***** DATASET CONTENT *****

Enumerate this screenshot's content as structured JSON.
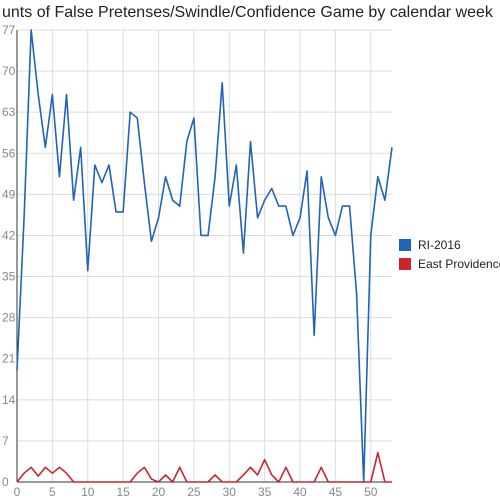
{
  "chart_data": {
    "type": "line",
    "title": "unts of False Pretenses/Swindle/Confidence Game by calendar week",
    "xlabel": "",
    "ylabel": "",
    "xlim": [
      0,
      53
    ],
    "ylim": [
      0,
      77
    ],
    "x_ticks": [
      0,
      5,
      10,
      15,
      20,
      25,
      30,
      35,
      40,
      45,
      50
    ],
    "y_ticks": [
      0,
      7,
      14,
      21,
      28,
      35,
      42,
      49,
      56,
      63,
      70,
      77
    ],
    "grid": true,
    "legend_position": "right",
    "x": [
      0,
      1,
      2,
      3,
      4,
      5,
      6,
      7,
      8,
      9,
      10,
      11,
      12,
      13,
      14,
      15,
      16,
      17,
      18,
      19,
      20,
      21,
      22,
      23,
      24,
      25,
      26,
      27,
      28,
      29,
      30,
      31,
      32,
      33,
      34,
      35,
      36,
      37,
      38,
      39,
      40,
      41,
      42,
      43,
      44,
      45,
      46,
      47,
      48,
      49,
      50,
      51,
      52,
      53
    ],
    "series": [
      {
        "name": "RI-2016",
        "color": "#1f64b8",
        "values": [
          19,
          45,
          77,
          66,
          57,
          66,
          52,
          66,
          48,
          57,
          36,
          54,
          51,
          54,
          46,
          46,
          63,
          62,
          51,
          41,
          45,
          52,
          48,
          47,
          58,
          62,
          42,
          42,
          52,
          68,
          47,
          54,
          39,
          58,
          45,
          48,
          50,
          47,
          47,
          42,
          45,
          53,
          25,
          52,
          45,
          42,
          47,
          47,
          32,
          0,
          42,
          52,
          48,
          57
        ]
      },
      {
        "name": "East Providence",
        "color": "#c8262c",
        "values": [
          0,
          1.5,
          2.5,
          1,
          2.5,
          1.5,
          2.5,
          1.5,
          0,
          0,
          0,
          0,
          0,
          0,
          0,
          0,
          0,
          1.5,
          2.5,
          0.5,
          0,
          1.2,
          0,
          2.5,
          0,
          0,
          0,
          0,
          1.2,
          0,
          0,
          0,
          1.2,
          2.5,
          1.2,
          3.8,
          1.2,
          0,
          2.5,
          0,
          0,
          0,
          0,
          2.5,
          0,
          0,
          0,
          0,
          0,
          0,
          0,
          5,
          0,
          0
        ]
      }
    ]
  }
}
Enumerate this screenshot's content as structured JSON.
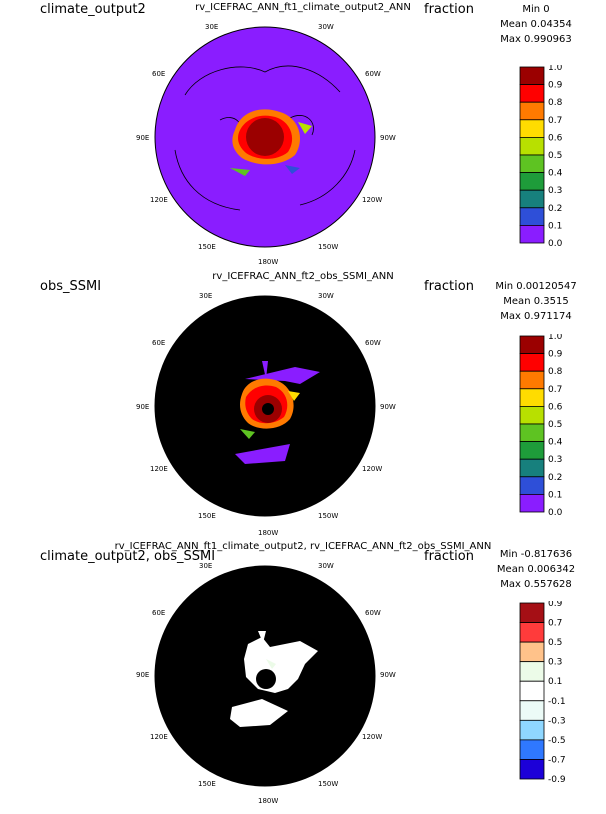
{
  "panels": [
    {
      "left_title": "climate_output2",
      "center_title": "rv_ICEFRAC_ANN_ft1_climate_output2_ANN",
      "units": "fraction",
      "stats": [
        "Min 0",
        "Mean 0.04354",
        "Max 0.990963"
      ],
      "colorbar_labels": [
        "1.0",
        "0.9",
        "0.8",
        "0.7",
        "0.6",
        "0.5",
        "0.4",
        "0.3",
        "0.2",
        "0.1",
        "0.0"
      ],
      "colorbar_colors": [
        "#9b0000",
        "#ff0000",
        "#ff7a00",
        "#ffdc00",
        "#b8e000",
        "#5ec322",
        "#1e9c3a",
        "#17807d",
        "#2e4fd8",
        "#8a1dff"
      ],
      "background": "#8a1dff"
    },
    {
      "left_title": "obs_SSMI",
      "center_title": "rv_ICEFRAC_ANN_ft2_obs_SSMI_ANN",
      "units": "fraction",
      "stats": [
        "Min 0.00120547",
        "Mean 0.3515",
        "Max 0.971174"
      ],
      "colorbar_labels": [
        "1.0",
        "0.9",
        "0.8",
        "0.7",
        "0.6",
        "0.5",
        "0.4",
        "0.3",
        "0.2",
        "0.1",
        "0.0"
      ],
      "colorbar_colors": [
        "#9b0000",
        "#ff0000",
        "#ff7a00",
        "#ffdc00",
        "#b8e000",
        "#5ec322",
        "#1e9c3a",
        "#17807d",
        "#2e4fd8",
        "#8a1dff"
      ],
      "background": "#000000"
    },
    {
      "left_title": "climate_output2, obs_SSMI",
      "center_title": "rv_ICEFRAC_ANN_ft1_climate_output2, rv_ICEFRAC_ANN_ft2_obs_SSMI_ANN",
      "units": "fraction",
      "stats": [
        "Min -0.817636",
        "Mean 0.006342",
        "Max 0.557628"
      ],
      "colorbar_labels": [
        "0.9",
        "0.7",
        "0.5",
        "0.3",
        "0.1",
        "-0.1",
        "-0.3",
        "-0.5",
        "-0.7",
        "-0.9"
      ],
      "colorbar_colors": [
        "#a50f15",
        "#ff3b3b",
        "#ffc28a",
        "#ecfbe8",
        "#ffffff",
        "#ecfbf7",
        "#8fd7ff",
        "#2f78ff",
        "#1c00d8"
      ],
      "background": "#000000"
    }
  ],
  "map_labels": [
    "30E",
    "30W",
    "60E",
    "60W",
    "90E",
    "90W",
    "120E",
    "120W",
    "150E",
    "150W",
    "180W"
  ],
  "chart_data": [
    {
      "type": "heatmap",
      "title": "rv_ICEFRAC_ANN_ft1_climate_output2_ANN",
      "colorbar_ticks": [
        1.0,
        0.9,
        0.8,
        0.7,
        0.6,
        0.5,
        0.4,
        0.3,
        0.2,
        0.1,
        0.0
      ],
      "min": 0,
      "mean": 0.04354,
      "max": 0.990963
    },
    {
      "type": "heatmap",
      "title": "rv_ICEFRAC_ANN_ft2_obs_SSMI_ANN",
      "colorbar_ticks": [
        1.0,
        0.9,
        0.8,
        0.7,
        0.6,
        0.5,
        0.4,
        0.3,
        0.2,
        0.1,
        0.0
      ],
      "min": 0.00120547,
      "mean": 0.3515,
      "max": 0.971174
    },
    {
      "type": "heatmap",
      "title": "rv_ICEFRAC_ANN_ft1_climate_output2, rv_ICEFRAC_ANN_ft2_obs_SSMI_ANN",
      "colorbar_ticks": [
        0.9,
        0.7,
        0.5,
        0.3,
        0.1,
        -0.1,
        -0.3,
        -0.5,
        -0.7,
        -0.9
      ],
      "min": -0.817636,
      "mean": 0.006342,
      "max": 0.557628
    }
  ]
}
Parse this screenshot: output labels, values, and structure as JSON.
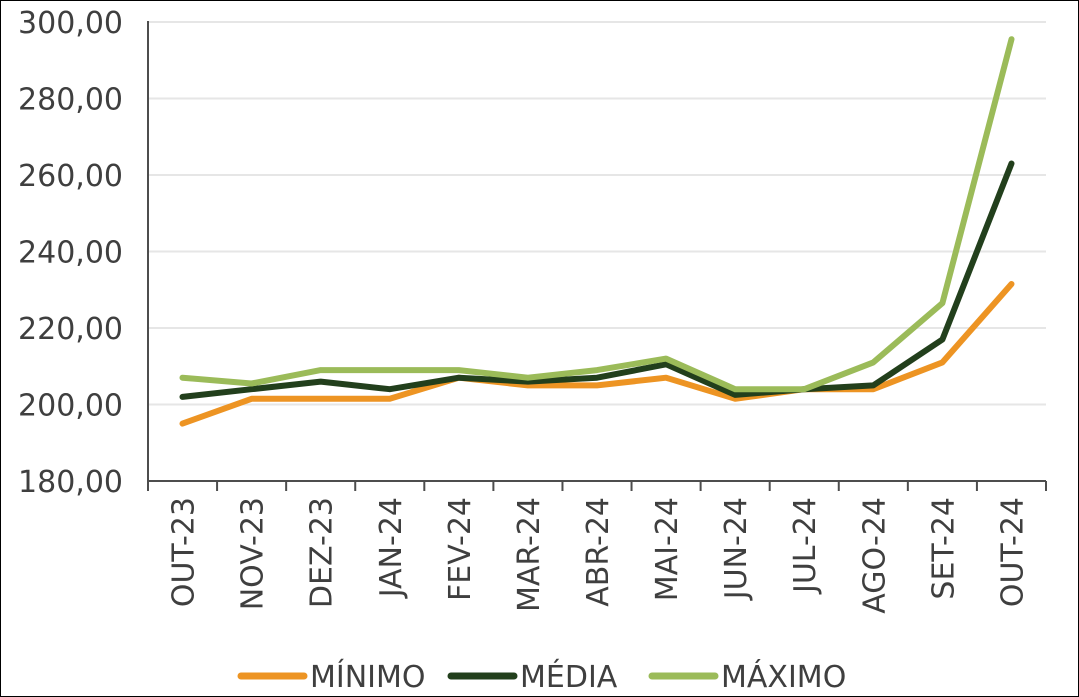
{
  "chart_data": {
    "type": "line",
    "categories": [
      "OUT-23",
      "NOV-23",
      "DEZ-23",
      "JAN-24",
      "FEV-24",
      "MAR-24",
      "ABR-24",
      "MAI-24",
      "JUN-24",
      "JUL-24",
      "AGO-24",
      "SET-24",
      "OUT-24"
    ],
    "series": [
      {
        "name": "MÍNIMO",
        "color": "#ed9423",
        "values": [
          195.0,
          201.5,
          201.5,
          201.5,
          207.0,
          205.0,
          205.0,
          207.0,
          201.5,
          204.0,
          204.0,
          211.0,
          231.5
        ]
      },
      {
        "name": "MÉDIA",
        "color": "#223f1c",
        "values": [
          202.0,
          204.0,
          206.0,
          204.0,
          207.0,
          206.0,
          207.0,
          210.5,
          202.5,
          204.0,
          205.0,
          217.0,
          263.0
        ]
      },
      {
        "name": "MÁXIMO",
        "color": "#9bbb59",
        "values": [
          207.0,
          205.5,
          209.0,
          209.0,
          209.0,
          207.0,
          209.0,
          212.0,
          204.0,
          204.0,
          211.0,
          226.5,
          295.5
        ]
      }
    ],
    "ylim": [
      180,
      300
    ],
    "yticks": [
      "180,00",
      "200,00",
      "220,00",
      "240,00",
      "260,00",
      "280,00",
      "300,00"
    ],
    "ytick_values": [
      180,
      200,
      220,
      240,
      260,
      280,
      300
    ],
    "grid": true,
    "legend": "bottom",
    "title": "",
    "xlabel": "",
    "ylabel": ""
  }
}
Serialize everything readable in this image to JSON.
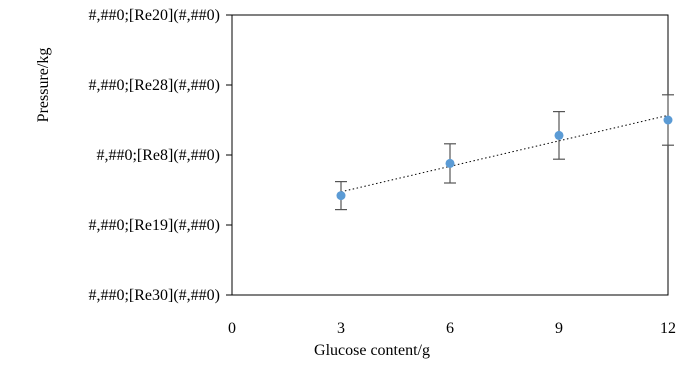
{
  "chart_data": {
    "type": "scatter",
    "title": "",
    "xlabel": "Glucose content/g",
    "ylabel": "Pressure/kg",
    "x_ticks": [
      0,
      3,
      6,
      9,
      12
    ],
    "y_tick_labels": [
      "#,##0;[Re20](#,##0)",
      "#,##0;[Re28](#,##0)",
      "#,##0;[Re8](#,##0)",
      "#,##0;[Re19](#,##0)",
      "#,##0;[Re30](#,##0)"
    ],
    "xlim": [
      0,
      12
    ],
    "ylim": [
      0,
      4
    ],
    "grid": false,
    "series": [
      {
        "x": [
          3,
          6,
          9,
          12
        ],
        "y": [
          1.42,
          1.88,
          2.28,
          2.5
        ],
        "error": [
          0.2,
          0.28,
          0.34,
          0.36
        ],
        "color": "#5b9bd5"
      }
    ],
    "trendline": {
      "style": "dotted",
      "color": "#000000"
    }
  }
}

*****

GIVEN EXERCISE. Lines containing the string "name" should be counted; reply with their number and nothing more.

SOLUTION TO THIS PROBLEM. 5